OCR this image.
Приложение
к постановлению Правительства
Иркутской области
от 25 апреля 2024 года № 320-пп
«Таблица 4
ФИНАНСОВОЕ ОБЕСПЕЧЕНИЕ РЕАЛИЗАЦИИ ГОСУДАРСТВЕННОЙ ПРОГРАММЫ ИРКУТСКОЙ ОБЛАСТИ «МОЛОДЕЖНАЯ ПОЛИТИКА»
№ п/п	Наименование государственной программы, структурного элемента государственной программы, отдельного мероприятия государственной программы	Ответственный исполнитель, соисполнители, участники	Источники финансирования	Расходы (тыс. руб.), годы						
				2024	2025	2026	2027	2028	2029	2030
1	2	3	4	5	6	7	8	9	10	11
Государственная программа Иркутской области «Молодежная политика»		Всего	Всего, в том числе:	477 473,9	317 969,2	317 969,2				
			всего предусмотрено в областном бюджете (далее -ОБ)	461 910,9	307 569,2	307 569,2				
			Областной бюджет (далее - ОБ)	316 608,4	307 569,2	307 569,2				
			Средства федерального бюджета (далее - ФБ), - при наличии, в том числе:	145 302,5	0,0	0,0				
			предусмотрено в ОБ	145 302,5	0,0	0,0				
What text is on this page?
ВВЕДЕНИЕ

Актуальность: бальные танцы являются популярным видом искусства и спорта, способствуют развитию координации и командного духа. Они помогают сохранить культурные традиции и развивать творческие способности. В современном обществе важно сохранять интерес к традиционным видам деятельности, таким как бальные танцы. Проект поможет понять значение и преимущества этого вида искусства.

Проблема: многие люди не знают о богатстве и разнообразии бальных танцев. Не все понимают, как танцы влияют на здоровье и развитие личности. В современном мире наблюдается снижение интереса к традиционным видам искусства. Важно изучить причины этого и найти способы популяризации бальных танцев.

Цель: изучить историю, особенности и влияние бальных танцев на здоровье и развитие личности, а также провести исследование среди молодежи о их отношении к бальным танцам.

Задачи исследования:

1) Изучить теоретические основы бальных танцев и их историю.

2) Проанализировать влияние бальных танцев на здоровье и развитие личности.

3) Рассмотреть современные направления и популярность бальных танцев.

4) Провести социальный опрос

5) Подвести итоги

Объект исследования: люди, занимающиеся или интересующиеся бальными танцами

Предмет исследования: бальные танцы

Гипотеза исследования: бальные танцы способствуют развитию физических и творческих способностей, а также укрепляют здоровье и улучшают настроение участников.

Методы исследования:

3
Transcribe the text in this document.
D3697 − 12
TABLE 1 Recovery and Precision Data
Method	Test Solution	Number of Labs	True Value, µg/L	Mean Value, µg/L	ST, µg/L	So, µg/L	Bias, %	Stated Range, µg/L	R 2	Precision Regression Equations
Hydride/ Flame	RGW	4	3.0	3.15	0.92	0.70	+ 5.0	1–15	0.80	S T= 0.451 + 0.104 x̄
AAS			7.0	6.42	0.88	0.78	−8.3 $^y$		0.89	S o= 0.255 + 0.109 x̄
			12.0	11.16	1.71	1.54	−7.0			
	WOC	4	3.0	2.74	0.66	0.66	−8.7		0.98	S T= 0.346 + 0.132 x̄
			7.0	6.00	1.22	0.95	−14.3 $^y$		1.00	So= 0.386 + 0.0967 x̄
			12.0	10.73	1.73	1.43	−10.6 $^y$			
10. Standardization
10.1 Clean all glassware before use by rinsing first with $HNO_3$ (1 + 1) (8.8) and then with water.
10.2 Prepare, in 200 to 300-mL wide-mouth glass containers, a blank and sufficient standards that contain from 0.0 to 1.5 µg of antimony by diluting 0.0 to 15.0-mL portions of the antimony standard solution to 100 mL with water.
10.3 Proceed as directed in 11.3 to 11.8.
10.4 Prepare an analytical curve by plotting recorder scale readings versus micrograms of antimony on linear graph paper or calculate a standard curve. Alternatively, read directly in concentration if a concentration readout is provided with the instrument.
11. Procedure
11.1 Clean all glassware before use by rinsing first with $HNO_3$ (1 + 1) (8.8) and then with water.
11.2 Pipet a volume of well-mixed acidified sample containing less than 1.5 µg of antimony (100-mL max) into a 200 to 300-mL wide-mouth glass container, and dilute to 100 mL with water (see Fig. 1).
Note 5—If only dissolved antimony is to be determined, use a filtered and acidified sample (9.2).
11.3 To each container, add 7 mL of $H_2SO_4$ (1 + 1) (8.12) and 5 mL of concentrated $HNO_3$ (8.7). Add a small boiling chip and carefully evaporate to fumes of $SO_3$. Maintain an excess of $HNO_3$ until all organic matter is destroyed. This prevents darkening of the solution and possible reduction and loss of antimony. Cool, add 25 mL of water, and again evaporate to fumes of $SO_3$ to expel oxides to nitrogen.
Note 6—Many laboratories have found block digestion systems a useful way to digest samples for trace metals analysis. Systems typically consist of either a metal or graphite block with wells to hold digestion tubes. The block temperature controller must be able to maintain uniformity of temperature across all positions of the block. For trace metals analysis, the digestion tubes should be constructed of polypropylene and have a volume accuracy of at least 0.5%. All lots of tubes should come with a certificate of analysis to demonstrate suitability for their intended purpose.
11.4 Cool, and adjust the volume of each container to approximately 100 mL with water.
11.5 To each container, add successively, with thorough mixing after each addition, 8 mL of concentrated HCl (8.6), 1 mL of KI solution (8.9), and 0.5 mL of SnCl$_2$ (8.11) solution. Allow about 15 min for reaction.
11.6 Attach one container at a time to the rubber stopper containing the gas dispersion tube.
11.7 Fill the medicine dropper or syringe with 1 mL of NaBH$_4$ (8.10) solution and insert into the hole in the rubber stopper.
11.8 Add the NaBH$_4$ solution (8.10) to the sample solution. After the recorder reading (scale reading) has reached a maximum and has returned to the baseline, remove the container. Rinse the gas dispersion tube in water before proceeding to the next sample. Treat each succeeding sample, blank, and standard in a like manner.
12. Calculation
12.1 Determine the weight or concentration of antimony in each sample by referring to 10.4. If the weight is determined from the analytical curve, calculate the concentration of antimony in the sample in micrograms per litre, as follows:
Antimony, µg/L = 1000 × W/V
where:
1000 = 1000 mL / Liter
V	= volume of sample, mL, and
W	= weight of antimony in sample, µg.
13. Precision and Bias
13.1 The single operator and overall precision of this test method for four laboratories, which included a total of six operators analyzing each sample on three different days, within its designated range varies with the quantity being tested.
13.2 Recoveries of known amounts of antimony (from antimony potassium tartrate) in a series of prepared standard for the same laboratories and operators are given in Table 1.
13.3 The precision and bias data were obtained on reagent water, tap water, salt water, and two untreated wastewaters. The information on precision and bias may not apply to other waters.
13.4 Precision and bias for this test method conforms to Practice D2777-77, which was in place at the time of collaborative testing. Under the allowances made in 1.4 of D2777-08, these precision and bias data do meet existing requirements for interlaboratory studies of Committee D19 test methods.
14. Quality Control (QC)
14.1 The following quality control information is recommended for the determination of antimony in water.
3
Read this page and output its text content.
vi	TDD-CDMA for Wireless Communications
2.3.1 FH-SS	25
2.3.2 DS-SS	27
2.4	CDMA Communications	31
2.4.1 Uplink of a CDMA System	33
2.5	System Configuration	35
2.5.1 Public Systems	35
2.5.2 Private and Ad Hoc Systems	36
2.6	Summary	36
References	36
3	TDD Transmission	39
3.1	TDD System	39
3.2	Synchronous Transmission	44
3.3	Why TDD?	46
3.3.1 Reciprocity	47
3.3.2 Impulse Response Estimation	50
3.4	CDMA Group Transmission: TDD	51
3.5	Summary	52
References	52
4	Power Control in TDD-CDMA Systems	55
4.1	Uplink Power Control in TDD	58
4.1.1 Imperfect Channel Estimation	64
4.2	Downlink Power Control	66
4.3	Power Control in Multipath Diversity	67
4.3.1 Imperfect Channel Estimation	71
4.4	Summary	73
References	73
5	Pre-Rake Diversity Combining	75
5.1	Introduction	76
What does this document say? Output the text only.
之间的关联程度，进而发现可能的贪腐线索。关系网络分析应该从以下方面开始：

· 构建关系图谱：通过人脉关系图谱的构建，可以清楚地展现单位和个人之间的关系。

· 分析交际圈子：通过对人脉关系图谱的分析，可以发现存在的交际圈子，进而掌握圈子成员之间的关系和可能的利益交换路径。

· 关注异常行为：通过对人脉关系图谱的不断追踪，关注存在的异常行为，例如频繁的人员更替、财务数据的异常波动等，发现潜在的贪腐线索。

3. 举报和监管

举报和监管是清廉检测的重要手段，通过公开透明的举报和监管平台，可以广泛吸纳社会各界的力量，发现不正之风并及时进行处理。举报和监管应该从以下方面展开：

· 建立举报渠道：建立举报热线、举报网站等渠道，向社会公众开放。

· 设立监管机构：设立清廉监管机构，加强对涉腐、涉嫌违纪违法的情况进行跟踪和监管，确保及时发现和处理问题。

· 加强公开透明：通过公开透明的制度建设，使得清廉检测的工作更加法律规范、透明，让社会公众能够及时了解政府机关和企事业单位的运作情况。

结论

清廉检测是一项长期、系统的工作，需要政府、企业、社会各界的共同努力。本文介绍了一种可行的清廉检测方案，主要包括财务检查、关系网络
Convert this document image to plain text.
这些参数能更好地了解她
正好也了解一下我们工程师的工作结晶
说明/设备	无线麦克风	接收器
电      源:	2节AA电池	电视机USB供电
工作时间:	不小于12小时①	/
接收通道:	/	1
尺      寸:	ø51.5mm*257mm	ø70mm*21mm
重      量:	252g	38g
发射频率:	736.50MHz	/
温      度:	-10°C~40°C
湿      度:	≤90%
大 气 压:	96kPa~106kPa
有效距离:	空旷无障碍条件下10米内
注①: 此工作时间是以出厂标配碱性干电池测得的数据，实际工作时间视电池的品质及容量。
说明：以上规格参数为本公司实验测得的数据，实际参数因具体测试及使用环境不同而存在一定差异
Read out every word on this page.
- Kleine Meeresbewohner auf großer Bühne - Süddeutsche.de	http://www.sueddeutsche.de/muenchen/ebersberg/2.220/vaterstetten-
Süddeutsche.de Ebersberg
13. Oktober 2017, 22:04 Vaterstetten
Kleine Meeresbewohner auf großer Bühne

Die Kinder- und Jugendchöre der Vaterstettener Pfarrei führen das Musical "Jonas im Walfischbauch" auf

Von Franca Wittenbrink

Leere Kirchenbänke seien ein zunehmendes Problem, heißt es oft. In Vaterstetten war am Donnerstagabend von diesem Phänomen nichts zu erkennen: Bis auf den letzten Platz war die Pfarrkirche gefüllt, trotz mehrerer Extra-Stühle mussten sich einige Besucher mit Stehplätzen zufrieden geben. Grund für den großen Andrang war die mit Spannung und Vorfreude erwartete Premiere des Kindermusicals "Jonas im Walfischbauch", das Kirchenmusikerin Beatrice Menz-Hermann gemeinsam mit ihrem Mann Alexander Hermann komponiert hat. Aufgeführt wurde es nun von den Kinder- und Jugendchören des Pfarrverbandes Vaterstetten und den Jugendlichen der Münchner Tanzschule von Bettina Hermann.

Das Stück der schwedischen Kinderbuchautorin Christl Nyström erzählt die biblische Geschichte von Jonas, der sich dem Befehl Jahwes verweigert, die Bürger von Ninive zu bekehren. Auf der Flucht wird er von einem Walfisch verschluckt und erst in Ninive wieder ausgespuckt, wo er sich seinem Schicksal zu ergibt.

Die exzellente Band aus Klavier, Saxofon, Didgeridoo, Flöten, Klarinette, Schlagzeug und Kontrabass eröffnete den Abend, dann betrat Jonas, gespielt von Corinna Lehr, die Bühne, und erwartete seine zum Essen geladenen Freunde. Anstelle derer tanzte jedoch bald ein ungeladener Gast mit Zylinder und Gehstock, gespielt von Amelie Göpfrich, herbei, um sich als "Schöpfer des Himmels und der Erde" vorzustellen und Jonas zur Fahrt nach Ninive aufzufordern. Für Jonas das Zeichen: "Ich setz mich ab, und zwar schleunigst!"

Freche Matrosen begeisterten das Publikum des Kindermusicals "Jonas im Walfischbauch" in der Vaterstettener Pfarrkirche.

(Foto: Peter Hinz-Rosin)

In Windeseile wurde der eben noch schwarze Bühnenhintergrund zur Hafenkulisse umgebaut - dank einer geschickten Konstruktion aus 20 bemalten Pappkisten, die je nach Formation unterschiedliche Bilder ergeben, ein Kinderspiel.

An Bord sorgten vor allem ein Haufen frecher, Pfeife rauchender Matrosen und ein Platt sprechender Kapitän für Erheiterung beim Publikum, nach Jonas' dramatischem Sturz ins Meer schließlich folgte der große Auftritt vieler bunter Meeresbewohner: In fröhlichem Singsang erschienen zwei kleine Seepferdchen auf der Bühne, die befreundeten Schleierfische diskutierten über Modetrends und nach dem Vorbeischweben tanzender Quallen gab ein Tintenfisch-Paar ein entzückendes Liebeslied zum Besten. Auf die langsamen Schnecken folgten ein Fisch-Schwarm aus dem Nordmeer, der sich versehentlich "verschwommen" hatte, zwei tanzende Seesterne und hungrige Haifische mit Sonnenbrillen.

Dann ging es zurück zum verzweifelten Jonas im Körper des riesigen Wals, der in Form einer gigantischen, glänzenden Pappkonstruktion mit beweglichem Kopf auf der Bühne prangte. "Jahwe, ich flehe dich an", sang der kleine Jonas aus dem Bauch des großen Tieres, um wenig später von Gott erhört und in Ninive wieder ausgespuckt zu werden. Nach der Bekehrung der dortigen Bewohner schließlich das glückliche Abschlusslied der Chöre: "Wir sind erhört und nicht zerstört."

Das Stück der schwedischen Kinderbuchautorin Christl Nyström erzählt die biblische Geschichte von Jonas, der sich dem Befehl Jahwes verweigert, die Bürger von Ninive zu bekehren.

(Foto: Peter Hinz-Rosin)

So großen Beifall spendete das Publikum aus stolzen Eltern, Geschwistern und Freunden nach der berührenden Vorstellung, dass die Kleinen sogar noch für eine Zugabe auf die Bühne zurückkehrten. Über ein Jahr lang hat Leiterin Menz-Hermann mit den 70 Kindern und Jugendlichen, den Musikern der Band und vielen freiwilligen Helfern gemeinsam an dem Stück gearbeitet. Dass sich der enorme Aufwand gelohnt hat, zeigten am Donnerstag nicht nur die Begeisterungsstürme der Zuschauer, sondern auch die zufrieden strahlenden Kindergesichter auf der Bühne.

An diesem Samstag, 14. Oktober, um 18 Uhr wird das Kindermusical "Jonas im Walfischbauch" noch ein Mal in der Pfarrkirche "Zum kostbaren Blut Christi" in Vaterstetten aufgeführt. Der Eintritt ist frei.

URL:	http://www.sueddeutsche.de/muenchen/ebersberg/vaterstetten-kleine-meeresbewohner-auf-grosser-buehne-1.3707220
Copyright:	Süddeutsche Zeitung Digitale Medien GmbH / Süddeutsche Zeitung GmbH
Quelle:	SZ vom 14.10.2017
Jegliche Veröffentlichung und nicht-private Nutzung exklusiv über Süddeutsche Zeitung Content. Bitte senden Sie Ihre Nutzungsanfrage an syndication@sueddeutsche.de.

■ THE PROBLEM ■
Search the entries for the word "mouth" and copy every line that has it.

■ EXERCISE OUTPUT ■
10.2 Prepare, in 200 to 300-mL wide-mouth glass containers, a blank and sufficient standards that contain from 0.0 to 1.5 µg of antimony by diluting 0.0 to 15.0-mL portions of the antimony standard solution to 100 mL with water.
11.2 Pipet a volume of well-mixed acidified sample containing less than 1.5 µg of antimony (100-mL max) into a 200 to 300-mL wide-mouth glass container, and dilute to 100 mL with water (see Fig. 1).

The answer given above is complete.